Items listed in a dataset
-----
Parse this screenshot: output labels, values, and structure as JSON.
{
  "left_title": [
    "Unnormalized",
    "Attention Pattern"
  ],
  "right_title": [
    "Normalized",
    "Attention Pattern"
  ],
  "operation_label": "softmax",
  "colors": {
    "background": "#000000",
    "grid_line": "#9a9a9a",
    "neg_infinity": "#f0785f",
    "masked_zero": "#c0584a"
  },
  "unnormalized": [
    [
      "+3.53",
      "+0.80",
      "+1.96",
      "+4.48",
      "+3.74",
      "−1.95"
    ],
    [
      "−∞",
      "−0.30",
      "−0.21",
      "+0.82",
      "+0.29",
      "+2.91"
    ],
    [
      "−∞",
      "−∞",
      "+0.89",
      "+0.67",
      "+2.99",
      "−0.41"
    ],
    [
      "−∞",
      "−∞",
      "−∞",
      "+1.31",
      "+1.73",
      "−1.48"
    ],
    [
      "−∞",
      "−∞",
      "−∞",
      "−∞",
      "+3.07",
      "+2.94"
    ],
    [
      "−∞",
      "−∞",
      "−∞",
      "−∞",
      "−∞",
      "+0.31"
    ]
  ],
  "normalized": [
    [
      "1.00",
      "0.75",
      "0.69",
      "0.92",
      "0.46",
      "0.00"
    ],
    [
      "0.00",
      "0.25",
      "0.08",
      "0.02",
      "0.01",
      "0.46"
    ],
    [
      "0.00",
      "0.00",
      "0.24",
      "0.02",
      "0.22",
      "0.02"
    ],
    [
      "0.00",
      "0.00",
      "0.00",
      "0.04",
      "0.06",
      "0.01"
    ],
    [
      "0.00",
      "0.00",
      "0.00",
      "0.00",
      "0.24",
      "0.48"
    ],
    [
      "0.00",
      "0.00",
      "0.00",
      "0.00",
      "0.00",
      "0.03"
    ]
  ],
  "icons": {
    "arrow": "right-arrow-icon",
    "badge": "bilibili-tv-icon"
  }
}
-----
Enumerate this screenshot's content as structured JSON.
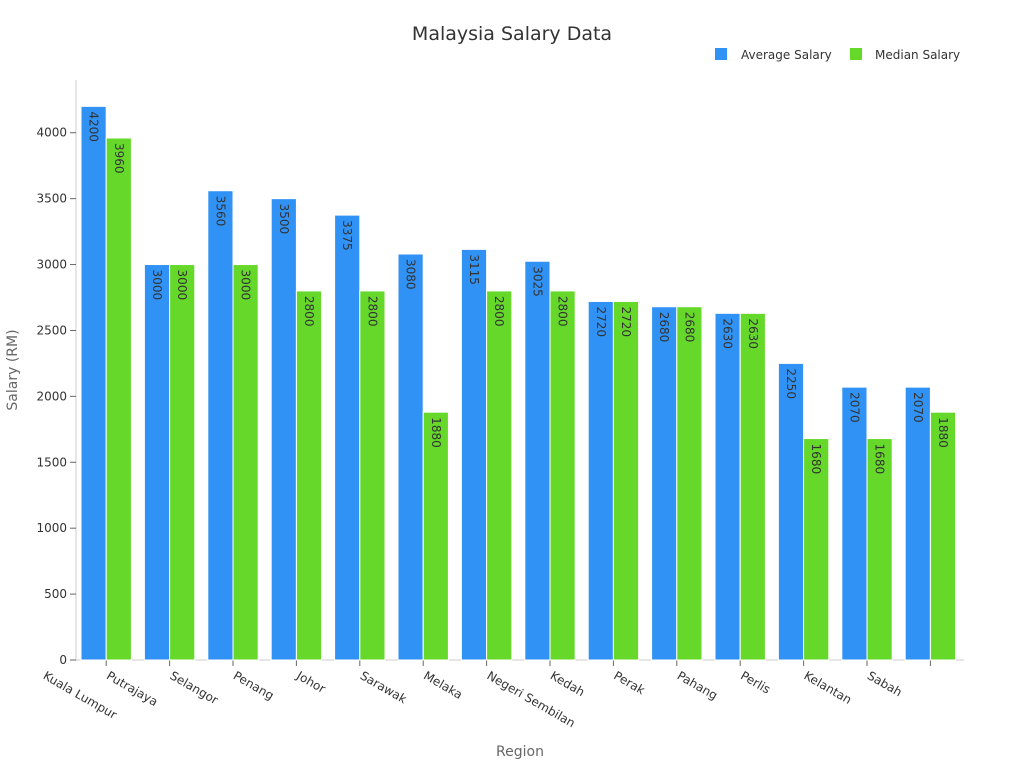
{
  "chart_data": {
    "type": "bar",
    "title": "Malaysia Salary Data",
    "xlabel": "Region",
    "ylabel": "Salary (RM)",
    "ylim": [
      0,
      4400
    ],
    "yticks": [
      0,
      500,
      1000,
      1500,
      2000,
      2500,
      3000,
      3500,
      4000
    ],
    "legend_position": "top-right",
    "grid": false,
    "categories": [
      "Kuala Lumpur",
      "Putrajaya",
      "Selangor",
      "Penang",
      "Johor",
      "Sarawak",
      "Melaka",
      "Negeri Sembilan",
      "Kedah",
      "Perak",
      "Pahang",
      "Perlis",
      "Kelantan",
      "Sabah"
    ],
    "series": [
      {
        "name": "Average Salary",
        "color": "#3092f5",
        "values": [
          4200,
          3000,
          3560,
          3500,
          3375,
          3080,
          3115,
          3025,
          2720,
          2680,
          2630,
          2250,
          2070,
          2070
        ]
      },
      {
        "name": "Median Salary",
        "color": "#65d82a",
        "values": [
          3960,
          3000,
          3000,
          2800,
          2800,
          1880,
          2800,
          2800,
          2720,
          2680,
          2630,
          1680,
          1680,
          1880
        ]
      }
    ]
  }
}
-----
> _TASK PROMPT_
Which lines above contain "Salary"? Show each of them.

> _EXPECTED ANSWER_
    "title": "Malaysia Salary Data",
    "ylabel": "Salary (RM)",
        "name": "Average Salary",
        "name": "Median Salary",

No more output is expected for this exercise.